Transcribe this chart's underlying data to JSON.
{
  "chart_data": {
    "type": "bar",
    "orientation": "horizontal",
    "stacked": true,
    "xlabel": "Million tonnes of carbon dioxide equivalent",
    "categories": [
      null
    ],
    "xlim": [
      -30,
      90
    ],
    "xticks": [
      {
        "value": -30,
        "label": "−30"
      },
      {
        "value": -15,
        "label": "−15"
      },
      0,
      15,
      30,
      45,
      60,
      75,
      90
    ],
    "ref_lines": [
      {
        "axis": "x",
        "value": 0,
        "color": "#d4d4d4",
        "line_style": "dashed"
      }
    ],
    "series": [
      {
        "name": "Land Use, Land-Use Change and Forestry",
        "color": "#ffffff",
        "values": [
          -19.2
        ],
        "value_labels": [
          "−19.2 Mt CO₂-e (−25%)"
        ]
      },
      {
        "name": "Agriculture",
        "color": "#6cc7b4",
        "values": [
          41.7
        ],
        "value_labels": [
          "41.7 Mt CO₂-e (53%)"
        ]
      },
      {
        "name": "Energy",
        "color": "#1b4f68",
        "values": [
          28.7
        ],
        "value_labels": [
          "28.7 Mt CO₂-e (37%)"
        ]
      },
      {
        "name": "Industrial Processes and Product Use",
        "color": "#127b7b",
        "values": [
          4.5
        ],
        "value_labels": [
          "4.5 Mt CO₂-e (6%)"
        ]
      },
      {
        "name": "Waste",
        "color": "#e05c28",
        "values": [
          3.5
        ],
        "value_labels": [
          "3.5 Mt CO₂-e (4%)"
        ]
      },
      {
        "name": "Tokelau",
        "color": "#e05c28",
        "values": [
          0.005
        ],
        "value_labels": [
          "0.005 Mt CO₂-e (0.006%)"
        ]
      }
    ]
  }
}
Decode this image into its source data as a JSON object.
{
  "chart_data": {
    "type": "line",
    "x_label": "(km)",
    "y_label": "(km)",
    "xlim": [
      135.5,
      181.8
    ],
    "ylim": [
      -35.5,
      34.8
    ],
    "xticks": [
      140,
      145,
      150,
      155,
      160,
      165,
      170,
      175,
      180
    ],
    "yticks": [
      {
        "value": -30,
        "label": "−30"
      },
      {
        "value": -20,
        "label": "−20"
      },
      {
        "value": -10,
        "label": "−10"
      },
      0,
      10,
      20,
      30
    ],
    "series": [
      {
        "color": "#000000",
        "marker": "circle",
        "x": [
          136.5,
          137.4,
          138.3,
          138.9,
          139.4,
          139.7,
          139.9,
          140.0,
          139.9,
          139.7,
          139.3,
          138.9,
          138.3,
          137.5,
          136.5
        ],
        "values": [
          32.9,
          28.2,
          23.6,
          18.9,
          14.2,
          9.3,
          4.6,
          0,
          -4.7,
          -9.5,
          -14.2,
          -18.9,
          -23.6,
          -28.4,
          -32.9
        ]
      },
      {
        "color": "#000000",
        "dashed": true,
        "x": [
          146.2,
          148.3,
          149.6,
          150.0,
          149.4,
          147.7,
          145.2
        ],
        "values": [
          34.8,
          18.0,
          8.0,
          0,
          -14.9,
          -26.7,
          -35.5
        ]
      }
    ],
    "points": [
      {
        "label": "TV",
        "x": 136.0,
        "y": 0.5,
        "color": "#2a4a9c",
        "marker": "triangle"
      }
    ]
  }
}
═══
### TASK STATEMENT
Give all the records again. Match them exactly.

### FINISHED ANSWER
Transcribe this chart's underlying data to JSON.
{
  "chart_data": {
    "type": "bar",
    "orientation": "horizontal",
    "stacked": true,
    "xlabel": "Million tonnes of carbon dioxide equivalent",
    "categories": [
      null
    ],
    "xlim": [
      -30,
      90
    ],
    "xticks": [
      {
        "value": -30,
        "label": "−30"
      },
      {
        "value": -15,
        "label": "−15"
      },
      0,
      15,
      30,
      45,
      60,
      75,
      90
    ],
    "ref_lines": [
      {
        "axis": "x",
        "value": 0,
        "color": "#d4d4d4",
        "line_style": "dashed"
      }
    ],
    "series": [
      {
        "name": "Land Use, Land-Use Change and Forestry",
        "color": "#ffffff",
        "values": [
          -19.2
        ],
        "value_labels": [
          "−19.2 Mt CO₂-e (−25%)"
        ]
      },
      {
        "name": "Agriculture",
        "color": "#6cc7b4",
        "values": [
          41.7
        ],
        "value_labels": [
          "41.7 Mt CO₂-e (53%)"
        ]
      },
      {
        "name": "Energy",
        "color": "#1b4f68",
        "values": [
          28.7
        ],
        "value_labels": [
          "28.7 Mt CO₂-e (37%)"
        ]
      },
      {
        "name": "Industrial Processes and Product Use",
        "color": "#127b7b",
        "values": [
          4.5
        ],
        "value_labels": [
          "4.5 Mt CO₂-e (6%)"
        ]
      },
      {
        "name": "Waste",
        "color": "#e05c28",
        "values": [
          3.5
        ],
        "value_labels": [
          "3.5 Mt CO₂-e (4%)"
        ]
      },
      {
        "name": "Tokelau",
        "color": "#e05c28",
        "values": [
          0.005
        ],
        "value_labels": [
          "0.005 Mt CO₂-e (0.006%)"
        ]
      }
    ]
  }
}
Decode this image into its source data as a JSON object.
{
  "chart_data": {
    "type": "line",
    "x_label": "(km)",
    "y_label": "(km)",
    "xlim": [
      135.5,
      181.8
    ],
    "ylim": [
      -35.5,
      34.8
    ],
    "xticks": [
      140,
      145,
      150,
      155,
      160,
      165,
      170,
      175,
      180
    ],
    "yticks": [
      {
        "value": -30,
        "label": "−30"
      },
      {
        "value": -20,
        "label": "−20"
      },
      {
        "value": -10,
        "label": "−10"
      },
      0,
      10,
      20,
      30
    ],
    "series": [
      {
        "color": "#000000",
        "marker": "circle",
        "x": [
          136.5,
          137.4,
          138.3,
          138.9,
          139.4,
          139.7,
          139.9,
          140.0,
          139.9,
          139.7,
          139.3,
          138.9,
          138.3,
          137.5,
          136.5
        ],
        "values": [
          32.9,
          28.2,
          23.6,
          18.9,
          14.2,
          9.3,
          4.6,
          0,
          -4.7,
          -9.5,
          -14.2,
          -18.9,
          -23.6,
          -28.4,
          -32.9
        ]
      },
      {
        "color": "#000000",
        "dashed": true,
        "x": [
          146.2,
          148.3,
          149.6,
          150.0,
          149.4,
          147.7,
          145.2
        ],
        "values": [
          34.8,
          18.0,
          8.0,
          0,
          -14.9,
          -26.7,
          -35.5
        ]
      }
    ],
    "points": [
      {
        "label": "TV",
        "x": 136.0,
        "y": 0.5,
        "color": "#2a4a9c",
        "marker": "triangle"
      }
    ]
  }
}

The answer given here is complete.